— Begin Dataset records —

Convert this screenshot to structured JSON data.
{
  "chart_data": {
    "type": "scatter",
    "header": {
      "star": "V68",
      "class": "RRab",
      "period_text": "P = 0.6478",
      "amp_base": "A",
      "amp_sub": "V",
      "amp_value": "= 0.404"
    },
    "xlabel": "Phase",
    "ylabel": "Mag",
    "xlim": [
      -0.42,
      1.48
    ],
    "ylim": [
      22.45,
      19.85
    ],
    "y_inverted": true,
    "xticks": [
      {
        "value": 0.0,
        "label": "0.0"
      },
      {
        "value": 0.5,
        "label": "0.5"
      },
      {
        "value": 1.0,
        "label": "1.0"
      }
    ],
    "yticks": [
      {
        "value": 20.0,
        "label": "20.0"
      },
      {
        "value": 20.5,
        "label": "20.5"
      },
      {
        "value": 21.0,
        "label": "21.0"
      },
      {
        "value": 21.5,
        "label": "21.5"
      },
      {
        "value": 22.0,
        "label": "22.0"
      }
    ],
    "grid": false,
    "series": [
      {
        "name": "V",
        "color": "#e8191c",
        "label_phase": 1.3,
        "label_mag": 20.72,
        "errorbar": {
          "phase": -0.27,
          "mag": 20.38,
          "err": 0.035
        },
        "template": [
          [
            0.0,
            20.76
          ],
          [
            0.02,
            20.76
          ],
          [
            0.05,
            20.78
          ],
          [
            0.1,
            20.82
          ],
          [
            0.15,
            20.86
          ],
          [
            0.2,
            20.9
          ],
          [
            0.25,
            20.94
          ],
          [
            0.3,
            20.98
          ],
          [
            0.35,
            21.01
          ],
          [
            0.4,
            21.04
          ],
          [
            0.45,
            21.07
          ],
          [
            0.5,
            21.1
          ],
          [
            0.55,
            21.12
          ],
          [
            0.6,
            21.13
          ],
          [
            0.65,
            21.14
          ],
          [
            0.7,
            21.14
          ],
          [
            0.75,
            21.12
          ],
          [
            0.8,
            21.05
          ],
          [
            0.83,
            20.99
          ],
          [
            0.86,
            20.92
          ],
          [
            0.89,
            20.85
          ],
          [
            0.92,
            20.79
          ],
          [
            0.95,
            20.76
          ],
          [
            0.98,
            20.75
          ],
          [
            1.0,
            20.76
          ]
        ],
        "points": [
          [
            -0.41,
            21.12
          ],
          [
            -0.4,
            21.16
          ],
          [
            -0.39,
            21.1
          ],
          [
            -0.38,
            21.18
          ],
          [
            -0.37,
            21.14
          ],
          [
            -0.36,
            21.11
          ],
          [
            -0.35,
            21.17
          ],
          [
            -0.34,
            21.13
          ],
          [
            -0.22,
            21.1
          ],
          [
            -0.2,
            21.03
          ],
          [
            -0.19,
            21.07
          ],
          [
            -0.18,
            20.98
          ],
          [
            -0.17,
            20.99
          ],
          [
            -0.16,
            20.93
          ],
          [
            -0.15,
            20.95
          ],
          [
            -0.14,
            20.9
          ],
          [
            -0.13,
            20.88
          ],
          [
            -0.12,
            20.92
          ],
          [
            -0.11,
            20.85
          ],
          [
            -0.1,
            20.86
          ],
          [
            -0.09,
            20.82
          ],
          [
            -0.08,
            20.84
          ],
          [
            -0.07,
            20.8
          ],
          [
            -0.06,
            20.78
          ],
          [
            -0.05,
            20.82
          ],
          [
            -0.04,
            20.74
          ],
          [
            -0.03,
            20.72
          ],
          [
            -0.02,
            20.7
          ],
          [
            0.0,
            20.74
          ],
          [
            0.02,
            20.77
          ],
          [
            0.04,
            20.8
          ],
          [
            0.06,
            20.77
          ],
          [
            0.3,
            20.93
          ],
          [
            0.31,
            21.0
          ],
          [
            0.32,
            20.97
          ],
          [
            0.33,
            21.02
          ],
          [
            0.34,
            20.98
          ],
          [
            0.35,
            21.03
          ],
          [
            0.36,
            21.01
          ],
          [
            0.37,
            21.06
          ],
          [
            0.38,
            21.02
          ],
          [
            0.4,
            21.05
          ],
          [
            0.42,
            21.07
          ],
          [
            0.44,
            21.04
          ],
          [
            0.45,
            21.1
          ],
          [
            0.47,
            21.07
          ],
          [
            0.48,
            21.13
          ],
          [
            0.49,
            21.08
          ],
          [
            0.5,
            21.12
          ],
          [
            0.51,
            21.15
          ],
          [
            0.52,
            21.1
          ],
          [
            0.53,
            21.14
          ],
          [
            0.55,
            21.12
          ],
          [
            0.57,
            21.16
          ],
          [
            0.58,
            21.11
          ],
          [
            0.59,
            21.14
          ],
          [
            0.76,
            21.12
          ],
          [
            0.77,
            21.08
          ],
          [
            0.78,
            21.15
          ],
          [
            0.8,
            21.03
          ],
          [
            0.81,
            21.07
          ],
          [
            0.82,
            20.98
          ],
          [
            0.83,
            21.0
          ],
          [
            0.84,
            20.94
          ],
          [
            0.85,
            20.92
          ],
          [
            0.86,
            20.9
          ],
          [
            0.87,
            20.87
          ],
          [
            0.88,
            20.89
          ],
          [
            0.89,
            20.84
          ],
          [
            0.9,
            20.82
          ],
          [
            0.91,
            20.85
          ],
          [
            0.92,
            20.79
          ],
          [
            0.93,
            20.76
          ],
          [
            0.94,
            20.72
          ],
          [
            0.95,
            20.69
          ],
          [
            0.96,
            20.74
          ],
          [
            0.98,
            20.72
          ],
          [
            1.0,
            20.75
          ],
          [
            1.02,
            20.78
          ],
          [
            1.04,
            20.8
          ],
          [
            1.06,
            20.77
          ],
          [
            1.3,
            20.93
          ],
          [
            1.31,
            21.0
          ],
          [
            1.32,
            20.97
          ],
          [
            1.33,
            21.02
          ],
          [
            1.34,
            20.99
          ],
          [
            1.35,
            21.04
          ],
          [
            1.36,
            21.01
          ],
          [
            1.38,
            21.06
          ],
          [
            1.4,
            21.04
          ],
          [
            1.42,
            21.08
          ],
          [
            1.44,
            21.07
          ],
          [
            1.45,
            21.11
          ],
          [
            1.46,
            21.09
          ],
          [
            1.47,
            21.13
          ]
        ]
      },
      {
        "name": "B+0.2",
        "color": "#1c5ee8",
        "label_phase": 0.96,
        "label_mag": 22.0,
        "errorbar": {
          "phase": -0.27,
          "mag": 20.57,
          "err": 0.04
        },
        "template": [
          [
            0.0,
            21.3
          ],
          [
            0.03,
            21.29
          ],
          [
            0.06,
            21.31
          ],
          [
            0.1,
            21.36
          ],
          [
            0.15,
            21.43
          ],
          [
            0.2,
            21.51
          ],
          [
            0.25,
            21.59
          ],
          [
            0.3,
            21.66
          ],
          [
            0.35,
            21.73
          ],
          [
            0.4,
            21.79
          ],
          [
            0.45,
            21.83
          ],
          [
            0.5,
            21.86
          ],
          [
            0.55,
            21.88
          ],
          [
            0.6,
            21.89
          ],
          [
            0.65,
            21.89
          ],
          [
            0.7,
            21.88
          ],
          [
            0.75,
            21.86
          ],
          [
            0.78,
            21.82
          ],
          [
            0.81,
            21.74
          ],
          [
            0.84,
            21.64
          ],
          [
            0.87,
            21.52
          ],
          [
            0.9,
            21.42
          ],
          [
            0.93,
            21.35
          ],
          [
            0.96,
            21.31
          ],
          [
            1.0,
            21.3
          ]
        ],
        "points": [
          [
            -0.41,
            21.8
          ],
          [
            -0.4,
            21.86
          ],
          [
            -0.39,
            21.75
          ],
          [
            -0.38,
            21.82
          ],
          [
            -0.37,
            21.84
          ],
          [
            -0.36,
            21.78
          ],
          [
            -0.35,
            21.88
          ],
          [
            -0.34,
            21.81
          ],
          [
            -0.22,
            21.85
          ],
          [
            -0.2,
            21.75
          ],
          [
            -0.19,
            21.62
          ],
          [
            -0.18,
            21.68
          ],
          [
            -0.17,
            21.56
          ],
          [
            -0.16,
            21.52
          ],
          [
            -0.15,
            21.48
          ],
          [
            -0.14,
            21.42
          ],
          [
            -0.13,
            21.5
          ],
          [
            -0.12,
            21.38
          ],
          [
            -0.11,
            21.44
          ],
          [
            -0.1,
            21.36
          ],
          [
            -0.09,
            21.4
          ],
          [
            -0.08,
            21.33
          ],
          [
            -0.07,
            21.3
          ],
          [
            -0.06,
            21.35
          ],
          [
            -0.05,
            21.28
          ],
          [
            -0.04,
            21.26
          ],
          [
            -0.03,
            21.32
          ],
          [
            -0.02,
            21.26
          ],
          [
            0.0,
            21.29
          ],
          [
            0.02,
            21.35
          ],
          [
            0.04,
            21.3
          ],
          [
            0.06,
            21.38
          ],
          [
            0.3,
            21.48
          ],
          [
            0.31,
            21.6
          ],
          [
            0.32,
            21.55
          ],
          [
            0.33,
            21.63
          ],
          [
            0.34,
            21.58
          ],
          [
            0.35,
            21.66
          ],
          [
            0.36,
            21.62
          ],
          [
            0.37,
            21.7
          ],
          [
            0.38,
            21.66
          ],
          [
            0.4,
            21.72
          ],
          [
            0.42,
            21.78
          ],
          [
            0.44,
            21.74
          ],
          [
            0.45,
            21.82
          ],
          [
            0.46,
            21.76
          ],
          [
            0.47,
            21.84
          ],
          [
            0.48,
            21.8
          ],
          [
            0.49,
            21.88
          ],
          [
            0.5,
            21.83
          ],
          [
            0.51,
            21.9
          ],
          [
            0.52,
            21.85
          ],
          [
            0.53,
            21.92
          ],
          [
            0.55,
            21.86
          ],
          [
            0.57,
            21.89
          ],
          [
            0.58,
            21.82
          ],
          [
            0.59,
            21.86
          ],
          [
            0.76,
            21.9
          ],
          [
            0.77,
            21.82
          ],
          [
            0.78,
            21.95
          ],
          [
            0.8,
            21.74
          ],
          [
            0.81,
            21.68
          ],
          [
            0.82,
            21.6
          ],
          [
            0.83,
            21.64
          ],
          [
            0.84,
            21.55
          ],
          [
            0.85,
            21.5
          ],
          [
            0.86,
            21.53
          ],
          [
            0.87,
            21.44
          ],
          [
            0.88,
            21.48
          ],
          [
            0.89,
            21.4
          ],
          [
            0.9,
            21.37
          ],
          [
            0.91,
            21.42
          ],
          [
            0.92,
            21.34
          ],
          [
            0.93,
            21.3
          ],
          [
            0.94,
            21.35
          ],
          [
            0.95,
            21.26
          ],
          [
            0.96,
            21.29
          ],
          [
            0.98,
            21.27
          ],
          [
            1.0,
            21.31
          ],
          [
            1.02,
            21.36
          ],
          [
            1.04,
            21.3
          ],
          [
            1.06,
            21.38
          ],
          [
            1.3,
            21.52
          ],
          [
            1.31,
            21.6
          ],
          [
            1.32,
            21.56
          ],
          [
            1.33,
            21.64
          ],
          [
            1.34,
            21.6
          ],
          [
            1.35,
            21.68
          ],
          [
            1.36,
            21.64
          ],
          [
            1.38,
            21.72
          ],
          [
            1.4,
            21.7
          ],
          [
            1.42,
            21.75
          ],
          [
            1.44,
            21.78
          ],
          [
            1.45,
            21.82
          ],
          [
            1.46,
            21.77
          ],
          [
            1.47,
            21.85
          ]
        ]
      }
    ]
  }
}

— End Dataset records —
— Begin Dataset records —

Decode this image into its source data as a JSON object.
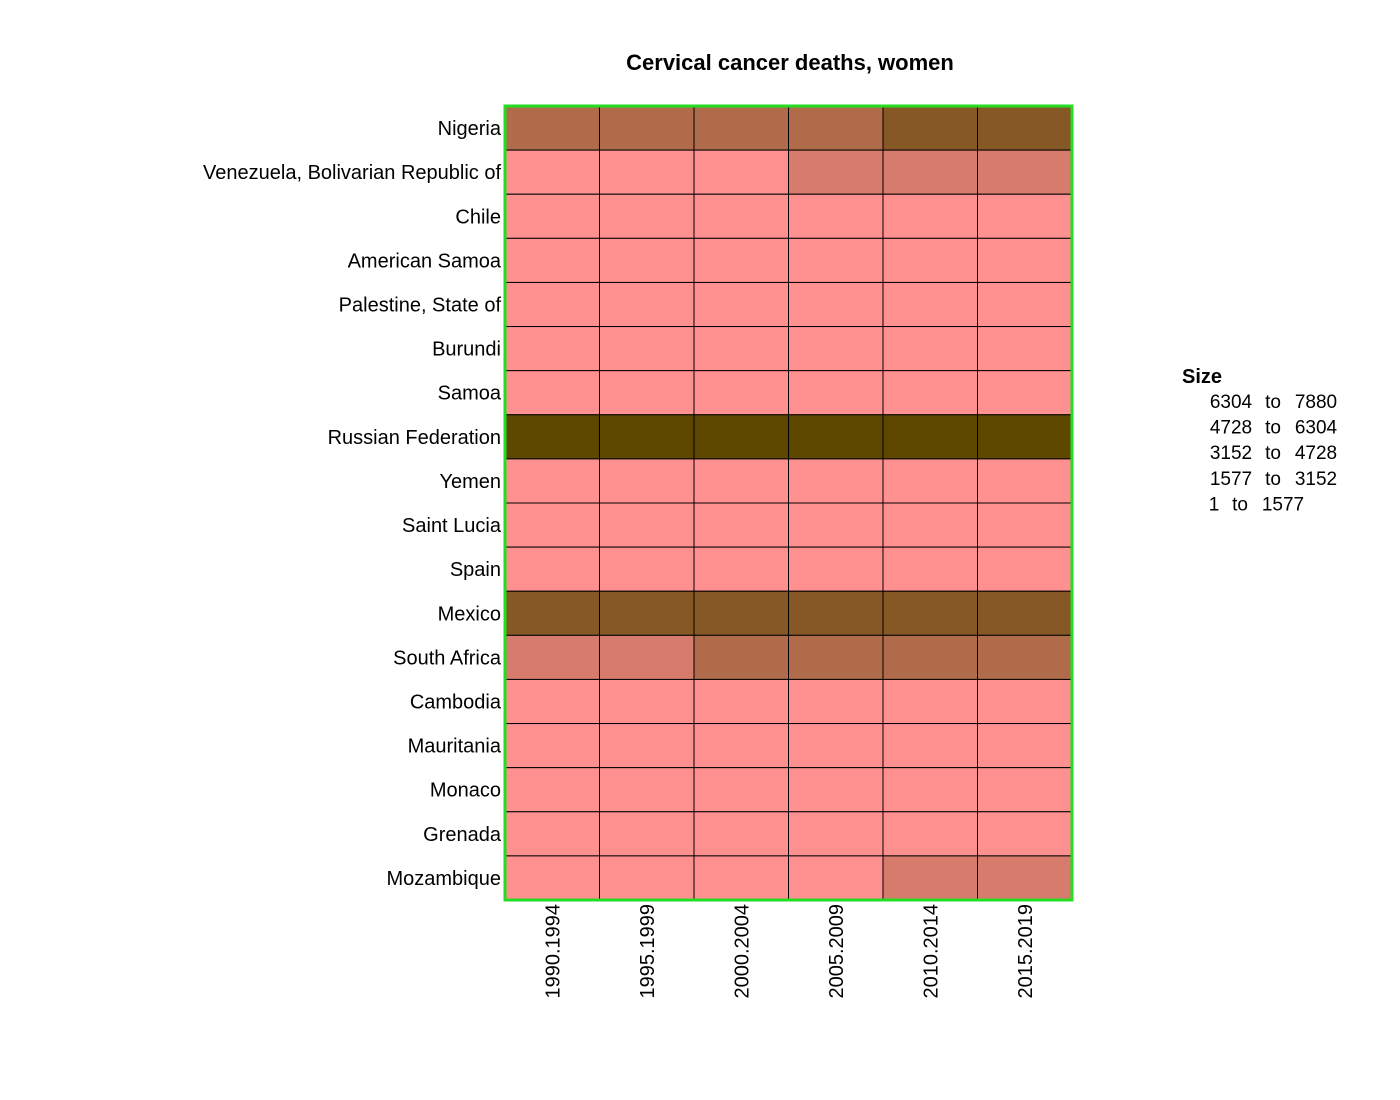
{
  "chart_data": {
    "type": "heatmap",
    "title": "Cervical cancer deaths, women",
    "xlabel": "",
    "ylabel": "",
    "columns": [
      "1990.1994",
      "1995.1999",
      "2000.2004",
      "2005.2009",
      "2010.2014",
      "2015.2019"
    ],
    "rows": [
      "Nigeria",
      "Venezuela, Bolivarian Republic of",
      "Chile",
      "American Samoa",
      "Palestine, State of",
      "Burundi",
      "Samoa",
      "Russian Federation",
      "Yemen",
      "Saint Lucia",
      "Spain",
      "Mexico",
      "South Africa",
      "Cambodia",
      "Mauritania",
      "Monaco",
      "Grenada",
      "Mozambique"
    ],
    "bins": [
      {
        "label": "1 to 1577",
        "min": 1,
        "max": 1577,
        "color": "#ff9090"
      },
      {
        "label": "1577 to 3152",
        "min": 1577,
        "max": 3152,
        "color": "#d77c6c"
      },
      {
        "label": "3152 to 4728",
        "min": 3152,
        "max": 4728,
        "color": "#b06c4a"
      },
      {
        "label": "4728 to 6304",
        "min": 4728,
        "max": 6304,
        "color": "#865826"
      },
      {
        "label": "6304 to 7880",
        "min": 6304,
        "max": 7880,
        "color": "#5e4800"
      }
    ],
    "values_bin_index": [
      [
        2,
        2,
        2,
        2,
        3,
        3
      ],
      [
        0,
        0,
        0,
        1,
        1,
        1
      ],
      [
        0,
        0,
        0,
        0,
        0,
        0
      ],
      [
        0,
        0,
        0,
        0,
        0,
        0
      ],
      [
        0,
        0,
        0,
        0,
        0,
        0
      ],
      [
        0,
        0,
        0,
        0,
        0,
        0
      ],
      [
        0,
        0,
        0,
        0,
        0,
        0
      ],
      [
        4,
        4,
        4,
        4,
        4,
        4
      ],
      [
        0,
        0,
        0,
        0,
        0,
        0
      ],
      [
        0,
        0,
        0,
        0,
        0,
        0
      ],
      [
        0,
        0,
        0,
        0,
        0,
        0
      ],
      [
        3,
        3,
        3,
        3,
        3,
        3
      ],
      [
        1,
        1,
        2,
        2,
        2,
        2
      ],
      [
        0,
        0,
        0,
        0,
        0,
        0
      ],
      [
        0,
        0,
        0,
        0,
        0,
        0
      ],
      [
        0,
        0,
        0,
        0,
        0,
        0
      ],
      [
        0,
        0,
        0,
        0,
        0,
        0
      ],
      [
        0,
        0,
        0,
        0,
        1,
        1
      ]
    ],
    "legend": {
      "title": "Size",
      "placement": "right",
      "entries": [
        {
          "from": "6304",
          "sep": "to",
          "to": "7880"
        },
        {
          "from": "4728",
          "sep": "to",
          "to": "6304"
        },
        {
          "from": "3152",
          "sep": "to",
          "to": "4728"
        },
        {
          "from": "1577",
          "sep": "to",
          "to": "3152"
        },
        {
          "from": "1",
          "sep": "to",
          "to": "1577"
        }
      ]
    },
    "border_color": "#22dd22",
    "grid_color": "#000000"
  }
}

— End Dataset records —

* **Written instruction**:
Among the lines of the data, identify those with the word "from". Copy each of them.

* **The result**:
          "from": "6304",
          "from": "4728",
          "from": "3152",
          "from": "1577",
          "from": "1",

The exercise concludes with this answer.